**Prompt**
Identify the lines bearing the string "Root" and gather them.

[Extracts from a graphics dataset]
---+---
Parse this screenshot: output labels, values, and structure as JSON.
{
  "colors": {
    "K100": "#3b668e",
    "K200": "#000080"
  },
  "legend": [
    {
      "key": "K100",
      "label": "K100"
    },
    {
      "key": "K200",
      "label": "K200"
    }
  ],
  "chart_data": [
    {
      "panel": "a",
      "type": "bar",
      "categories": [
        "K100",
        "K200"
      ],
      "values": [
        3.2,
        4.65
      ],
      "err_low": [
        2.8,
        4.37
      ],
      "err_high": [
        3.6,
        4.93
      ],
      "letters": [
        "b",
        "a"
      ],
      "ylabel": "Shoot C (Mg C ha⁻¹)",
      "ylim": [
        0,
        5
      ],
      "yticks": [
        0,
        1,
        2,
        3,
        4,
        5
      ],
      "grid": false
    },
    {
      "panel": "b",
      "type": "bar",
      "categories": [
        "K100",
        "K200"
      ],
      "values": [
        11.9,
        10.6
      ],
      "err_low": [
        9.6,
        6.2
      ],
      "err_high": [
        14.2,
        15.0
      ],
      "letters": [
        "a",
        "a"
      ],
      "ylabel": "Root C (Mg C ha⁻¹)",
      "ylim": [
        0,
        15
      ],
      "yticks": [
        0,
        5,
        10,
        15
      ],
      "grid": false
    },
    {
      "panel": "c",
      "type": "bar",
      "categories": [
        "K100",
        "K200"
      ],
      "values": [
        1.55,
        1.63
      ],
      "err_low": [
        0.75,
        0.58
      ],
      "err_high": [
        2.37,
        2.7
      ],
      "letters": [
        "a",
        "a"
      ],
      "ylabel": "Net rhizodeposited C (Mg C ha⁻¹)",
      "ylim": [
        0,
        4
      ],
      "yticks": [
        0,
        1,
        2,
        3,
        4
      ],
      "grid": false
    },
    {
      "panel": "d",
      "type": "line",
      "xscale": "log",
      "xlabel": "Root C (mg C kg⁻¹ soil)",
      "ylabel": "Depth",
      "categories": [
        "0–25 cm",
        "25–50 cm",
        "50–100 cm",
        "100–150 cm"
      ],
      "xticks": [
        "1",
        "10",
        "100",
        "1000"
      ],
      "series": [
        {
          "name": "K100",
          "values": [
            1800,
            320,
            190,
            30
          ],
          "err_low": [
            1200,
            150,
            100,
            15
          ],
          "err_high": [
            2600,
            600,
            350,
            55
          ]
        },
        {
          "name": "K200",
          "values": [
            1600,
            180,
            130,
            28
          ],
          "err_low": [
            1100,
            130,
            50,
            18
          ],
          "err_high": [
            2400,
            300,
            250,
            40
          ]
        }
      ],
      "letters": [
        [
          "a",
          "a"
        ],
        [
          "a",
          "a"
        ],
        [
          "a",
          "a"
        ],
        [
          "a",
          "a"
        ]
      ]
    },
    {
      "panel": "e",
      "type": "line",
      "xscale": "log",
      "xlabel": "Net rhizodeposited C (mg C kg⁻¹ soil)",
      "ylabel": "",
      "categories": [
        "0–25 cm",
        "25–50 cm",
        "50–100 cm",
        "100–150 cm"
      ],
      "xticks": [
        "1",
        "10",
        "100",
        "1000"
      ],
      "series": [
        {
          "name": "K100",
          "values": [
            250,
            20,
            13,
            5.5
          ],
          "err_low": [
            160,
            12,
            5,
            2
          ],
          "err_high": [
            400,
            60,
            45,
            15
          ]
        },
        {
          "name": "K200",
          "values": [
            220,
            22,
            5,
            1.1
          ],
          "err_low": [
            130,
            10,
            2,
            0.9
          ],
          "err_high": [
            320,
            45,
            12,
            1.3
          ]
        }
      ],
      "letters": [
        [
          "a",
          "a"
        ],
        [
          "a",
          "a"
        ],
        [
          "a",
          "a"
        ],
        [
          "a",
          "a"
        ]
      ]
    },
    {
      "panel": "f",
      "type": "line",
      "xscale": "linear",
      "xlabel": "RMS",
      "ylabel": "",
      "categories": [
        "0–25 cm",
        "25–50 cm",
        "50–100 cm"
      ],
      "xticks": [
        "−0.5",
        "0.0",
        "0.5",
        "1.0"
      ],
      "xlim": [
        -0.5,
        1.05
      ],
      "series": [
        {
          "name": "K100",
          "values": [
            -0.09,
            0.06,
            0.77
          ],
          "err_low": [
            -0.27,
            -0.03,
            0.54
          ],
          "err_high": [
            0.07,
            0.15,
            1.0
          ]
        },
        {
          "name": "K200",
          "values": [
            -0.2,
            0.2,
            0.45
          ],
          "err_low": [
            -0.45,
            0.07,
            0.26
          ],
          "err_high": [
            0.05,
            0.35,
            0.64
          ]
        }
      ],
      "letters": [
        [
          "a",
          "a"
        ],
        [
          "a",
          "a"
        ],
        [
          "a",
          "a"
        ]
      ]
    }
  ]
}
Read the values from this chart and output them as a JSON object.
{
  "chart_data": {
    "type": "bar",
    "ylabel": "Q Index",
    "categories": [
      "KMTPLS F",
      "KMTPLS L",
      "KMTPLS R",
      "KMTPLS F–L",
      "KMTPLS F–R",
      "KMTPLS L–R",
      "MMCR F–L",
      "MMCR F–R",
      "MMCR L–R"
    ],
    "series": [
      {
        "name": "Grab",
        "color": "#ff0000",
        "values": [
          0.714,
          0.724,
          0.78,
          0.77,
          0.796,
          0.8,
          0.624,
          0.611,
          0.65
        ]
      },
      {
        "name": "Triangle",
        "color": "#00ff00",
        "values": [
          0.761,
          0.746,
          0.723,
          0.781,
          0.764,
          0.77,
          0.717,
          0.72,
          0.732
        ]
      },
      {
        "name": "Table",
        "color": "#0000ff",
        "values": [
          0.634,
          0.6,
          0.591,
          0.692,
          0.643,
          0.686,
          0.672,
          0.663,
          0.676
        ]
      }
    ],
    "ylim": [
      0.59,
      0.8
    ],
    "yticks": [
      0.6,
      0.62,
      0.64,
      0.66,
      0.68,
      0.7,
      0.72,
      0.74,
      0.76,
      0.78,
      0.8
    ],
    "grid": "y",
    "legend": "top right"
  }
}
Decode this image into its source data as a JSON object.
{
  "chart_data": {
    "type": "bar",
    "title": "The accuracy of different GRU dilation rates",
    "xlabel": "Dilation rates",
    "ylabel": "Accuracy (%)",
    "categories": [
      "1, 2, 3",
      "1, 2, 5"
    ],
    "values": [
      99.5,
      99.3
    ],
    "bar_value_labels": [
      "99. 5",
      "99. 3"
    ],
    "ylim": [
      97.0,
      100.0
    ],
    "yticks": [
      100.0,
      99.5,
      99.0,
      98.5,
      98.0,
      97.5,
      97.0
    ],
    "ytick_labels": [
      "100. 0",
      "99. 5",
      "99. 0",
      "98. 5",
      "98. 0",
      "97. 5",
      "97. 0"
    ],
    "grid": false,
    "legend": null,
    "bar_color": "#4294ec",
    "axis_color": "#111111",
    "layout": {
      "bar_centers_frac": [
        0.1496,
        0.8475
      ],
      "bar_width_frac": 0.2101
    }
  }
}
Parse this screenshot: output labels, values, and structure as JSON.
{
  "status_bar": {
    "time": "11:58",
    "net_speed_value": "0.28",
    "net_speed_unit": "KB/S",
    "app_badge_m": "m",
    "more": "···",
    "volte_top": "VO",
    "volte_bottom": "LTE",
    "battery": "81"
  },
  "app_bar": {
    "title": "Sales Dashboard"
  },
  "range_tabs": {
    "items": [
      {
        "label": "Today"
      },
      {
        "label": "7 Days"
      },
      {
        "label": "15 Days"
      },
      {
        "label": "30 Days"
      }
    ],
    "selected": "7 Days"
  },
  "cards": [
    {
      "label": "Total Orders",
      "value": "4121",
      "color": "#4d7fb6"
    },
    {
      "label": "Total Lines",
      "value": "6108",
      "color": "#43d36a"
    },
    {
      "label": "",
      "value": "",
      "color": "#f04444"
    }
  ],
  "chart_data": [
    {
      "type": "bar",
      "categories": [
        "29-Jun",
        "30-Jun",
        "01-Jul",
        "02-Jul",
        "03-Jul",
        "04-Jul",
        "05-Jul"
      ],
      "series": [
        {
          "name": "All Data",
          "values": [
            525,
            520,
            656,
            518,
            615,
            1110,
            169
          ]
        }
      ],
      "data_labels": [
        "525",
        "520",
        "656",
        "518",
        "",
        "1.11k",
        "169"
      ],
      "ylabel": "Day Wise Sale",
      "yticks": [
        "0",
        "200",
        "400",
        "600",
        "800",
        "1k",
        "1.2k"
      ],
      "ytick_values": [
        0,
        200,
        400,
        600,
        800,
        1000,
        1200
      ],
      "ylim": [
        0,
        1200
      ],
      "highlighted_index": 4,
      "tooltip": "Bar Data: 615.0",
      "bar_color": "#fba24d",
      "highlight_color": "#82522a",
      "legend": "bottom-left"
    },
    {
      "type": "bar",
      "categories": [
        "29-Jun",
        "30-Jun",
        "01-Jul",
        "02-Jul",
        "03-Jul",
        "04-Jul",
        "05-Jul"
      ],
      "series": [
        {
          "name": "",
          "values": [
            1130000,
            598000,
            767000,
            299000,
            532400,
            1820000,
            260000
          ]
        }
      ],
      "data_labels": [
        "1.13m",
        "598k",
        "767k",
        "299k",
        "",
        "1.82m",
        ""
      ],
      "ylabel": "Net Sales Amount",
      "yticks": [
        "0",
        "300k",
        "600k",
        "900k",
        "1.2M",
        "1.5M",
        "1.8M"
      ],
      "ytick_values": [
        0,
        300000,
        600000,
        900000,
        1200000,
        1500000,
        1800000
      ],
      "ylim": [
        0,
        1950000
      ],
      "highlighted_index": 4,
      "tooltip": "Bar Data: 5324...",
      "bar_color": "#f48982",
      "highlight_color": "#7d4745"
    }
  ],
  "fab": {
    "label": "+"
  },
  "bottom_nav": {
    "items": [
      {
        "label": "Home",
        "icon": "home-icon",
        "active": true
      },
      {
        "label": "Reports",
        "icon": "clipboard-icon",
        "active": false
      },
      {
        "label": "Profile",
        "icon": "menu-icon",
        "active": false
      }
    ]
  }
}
---+---
**Finished answer**
      "ylabel": "Root C (Mg C ha⁻¹)",
      "xlabel": "Root C (mg C kg⁻¹ soil)",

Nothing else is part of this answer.